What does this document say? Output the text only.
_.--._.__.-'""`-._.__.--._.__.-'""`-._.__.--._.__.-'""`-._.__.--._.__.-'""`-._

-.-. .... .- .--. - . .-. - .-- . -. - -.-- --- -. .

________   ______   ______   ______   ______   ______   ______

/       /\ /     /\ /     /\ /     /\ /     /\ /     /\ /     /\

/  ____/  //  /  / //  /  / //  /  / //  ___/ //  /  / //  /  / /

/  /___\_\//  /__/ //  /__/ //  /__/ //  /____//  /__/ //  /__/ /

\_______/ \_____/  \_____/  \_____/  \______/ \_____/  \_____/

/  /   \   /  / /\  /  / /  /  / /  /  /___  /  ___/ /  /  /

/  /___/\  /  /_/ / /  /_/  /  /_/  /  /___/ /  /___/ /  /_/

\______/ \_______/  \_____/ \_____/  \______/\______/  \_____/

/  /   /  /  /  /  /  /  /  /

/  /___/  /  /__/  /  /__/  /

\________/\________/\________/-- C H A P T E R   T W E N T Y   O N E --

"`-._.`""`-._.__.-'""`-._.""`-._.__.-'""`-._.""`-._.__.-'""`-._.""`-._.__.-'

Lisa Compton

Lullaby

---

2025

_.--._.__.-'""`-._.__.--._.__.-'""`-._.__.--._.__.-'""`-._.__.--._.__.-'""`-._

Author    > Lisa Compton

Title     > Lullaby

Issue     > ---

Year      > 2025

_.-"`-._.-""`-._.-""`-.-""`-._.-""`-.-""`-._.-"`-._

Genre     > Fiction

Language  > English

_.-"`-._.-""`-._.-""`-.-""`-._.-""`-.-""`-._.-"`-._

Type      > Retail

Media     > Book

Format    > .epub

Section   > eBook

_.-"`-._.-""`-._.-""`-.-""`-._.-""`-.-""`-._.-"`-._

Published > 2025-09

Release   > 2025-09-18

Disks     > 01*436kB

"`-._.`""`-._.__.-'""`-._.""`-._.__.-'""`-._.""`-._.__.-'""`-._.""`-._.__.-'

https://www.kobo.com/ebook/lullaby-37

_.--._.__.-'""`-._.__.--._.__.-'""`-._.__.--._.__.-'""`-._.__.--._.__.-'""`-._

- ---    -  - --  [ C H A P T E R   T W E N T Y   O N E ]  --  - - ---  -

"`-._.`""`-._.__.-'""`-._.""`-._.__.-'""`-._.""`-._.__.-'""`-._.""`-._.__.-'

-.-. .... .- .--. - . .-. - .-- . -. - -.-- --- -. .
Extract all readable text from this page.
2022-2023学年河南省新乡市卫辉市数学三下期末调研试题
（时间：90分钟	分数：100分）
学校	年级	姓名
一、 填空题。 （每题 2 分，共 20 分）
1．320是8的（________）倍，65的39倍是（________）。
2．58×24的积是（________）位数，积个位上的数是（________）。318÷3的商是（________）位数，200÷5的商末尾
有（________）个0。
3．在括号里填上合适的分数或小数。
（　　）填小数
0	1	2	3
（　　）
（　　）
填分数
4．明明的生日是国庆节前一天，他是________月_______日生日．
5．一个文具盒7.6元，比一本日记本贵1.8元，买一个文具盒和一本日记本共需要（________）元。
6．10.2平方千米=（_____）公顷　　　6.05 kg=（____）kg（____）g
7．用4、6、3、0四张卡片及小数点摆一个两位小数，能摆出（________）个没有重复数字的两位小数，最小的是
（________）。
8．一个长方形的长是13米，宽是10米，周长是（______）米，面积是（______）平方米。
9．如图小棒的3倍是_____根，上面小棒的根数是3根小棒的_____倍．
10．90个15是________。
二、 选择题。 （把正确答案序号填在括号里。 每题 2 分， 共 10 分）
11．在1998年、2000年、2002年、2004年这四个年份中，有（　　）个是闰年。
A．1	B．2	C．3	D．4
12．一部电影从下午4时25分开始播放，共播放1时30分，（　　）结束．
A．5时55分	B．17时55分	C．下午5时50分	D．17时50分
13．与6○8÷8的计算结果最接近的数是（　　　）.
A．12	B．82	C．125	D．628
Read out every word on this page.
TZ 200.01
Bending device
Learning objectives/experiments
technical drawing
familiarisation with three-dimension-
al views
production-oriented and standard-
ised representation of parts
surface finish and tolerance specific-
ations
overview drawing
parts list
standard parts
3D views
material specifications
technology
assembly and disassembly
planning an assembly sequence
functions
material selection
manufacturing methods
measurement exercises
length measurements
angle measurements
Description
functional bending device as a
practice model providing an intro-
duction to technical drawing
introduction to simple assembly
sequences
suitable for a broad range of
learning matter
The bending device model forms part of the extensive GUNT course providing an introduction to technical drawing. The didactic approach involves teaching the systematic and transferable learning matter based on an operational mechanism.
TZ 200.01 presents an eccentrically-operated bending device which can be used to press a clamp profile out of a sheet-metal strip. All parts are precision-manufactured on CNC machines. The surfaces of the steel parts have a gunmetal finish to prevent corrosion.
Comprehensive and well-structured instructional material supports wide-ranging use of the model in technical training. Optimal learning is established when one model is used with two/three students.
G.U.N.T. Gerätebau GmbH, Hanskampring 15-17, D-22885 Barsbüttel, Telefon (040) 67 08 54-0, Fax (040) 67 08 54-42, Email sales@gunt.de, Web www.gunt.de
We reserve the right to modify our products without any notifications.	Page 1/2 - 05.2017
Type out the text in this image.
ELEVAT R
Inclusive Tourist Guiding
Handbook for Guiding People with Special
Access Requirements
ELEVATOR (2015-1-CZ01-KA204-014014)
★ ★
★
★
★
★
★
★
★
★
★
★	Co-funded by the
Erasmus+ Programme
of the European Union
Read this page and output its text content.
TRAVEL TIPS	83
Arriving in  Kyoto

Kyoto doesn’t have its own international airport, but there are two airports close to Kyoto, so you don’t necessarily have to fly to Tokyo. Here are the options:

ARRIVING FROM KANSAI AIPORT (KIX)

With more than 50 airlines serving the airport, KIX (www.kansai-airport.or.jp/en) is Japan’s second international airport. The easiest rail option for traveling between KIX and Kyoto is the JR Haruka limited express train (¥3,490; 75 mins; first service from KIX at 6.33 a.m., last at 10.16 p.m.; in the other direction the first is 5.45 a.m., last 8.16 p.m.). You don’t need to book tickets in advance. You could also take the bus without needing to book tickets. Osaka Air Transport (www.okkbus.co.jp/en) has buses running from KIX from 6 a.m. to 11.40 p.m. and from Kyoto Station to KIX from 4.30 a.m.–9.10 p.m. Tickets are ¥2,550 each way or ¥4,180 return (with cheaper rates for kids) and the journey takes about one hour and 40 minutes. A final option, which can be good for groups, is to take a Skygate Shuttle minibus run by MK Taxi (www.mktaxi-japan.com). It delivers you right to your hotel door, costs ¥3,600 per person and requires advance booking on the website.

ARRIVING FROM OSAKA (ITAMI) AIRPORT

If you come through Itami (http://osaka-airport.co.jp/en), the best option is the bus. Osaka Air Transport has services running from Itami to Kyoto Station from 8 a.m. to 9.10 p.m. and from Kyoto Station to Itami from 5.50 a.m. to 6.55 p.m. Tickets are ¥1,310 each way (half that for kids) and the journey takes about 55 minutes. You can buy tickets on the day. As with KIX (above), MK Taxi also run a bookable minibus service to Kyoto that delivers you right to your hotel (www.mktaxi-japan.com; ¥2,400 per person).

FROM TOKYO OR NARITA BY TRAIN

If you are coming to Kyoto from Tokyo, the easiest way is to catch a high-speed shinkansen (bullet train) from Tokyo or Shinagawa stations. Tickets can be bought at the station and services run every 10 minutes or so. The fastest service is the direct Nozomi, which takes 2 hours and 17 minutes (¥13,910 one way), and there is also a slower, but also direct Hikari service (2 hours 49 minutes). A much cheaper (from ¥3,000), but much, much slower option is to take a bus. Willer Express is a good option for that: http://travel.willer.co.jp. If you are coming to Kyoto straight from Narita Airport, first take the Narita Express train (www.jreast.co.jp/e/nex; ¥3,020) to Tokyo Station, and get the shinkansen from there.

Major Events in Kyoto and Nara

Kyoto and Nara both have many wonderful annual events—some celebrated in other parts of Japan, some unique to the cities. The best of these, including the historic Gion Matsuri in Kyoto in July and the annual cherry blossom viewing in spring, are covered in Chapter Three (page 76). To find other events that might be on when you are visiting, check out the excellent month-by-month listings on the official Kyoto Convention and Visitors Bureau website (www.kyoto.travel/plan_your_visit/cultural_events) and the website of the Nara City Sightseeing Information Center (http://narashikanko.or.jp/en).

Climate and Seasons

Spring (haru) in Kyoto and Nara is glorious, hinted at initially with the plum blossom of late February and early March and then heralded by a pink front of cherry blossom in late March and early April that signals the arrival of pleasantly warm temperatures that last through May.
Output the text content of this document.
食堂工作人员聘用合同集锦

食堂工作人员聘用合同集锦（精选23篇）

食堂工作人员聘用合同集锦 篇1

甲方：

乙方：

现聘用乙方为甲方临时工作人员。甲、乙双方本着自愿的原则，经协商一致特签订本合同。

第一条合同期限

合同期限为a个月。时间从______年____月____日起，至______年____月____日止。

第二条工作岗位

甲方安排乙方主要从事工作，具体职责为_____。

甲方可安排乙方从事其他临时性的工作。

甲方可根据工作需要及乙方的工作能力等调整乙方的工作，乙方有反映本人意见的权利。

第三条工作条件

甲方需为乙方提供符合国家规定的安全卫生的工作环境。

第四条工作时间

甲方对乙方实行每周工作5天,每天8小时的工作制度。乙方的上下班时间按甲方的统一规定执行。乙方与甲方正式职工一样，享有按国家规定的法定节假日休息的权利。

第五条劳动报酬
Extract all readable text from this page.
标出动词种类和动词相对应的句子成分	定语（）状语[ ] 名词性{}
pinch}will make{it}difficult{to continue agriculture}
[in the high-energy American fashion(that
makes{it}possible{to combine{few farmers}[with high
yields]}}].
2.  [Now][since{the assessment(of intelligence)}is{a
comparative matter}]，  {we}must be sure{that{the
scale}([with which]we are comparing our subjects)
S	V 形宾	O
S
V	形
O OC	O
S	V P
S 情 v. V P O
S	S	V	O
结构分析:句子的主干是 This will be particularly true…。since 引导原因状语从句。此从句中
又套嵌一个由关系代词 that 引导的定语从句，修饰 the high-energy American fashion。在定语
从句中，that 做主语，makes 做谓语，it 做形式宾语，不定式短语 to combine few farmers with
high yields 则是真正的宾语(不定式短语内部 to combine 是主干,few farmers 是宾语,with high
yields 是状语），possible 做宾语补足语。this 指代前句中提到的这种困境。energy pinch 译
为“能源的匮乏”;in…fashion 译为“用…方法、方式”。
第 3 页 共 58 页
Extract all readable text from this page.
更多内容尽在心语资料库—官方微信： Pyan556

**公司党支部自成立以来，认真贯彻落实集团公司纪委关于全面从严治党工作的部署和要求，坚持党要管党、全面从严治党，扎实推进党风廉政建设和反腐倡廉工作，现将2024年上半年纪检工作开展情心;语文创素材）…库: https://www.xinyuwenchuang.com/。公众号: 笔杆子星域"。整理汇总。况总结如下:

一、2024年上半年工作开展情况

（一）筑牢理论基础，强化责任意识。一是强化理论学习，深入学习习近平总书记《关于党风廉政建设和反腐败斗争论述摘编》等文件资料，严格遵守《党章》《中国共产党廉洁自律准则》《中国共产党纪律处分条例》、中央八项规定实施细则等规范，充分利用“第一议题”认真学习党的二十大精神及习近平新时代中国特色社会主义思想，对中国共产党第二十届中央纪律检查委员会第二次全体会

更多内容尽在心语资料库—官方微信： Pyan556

* * * *

## To be done:
Find the lines holding "yields" and list every one.

## Answer to this task:
yields]}}].
high yields 则是真正的宾语(不定式短语内部 to combine 是主干,few farmers 是宾语,with high
yields 是状语），possible 做宾语补足语。this 指代前句中提到的这种困境。energy pinch 译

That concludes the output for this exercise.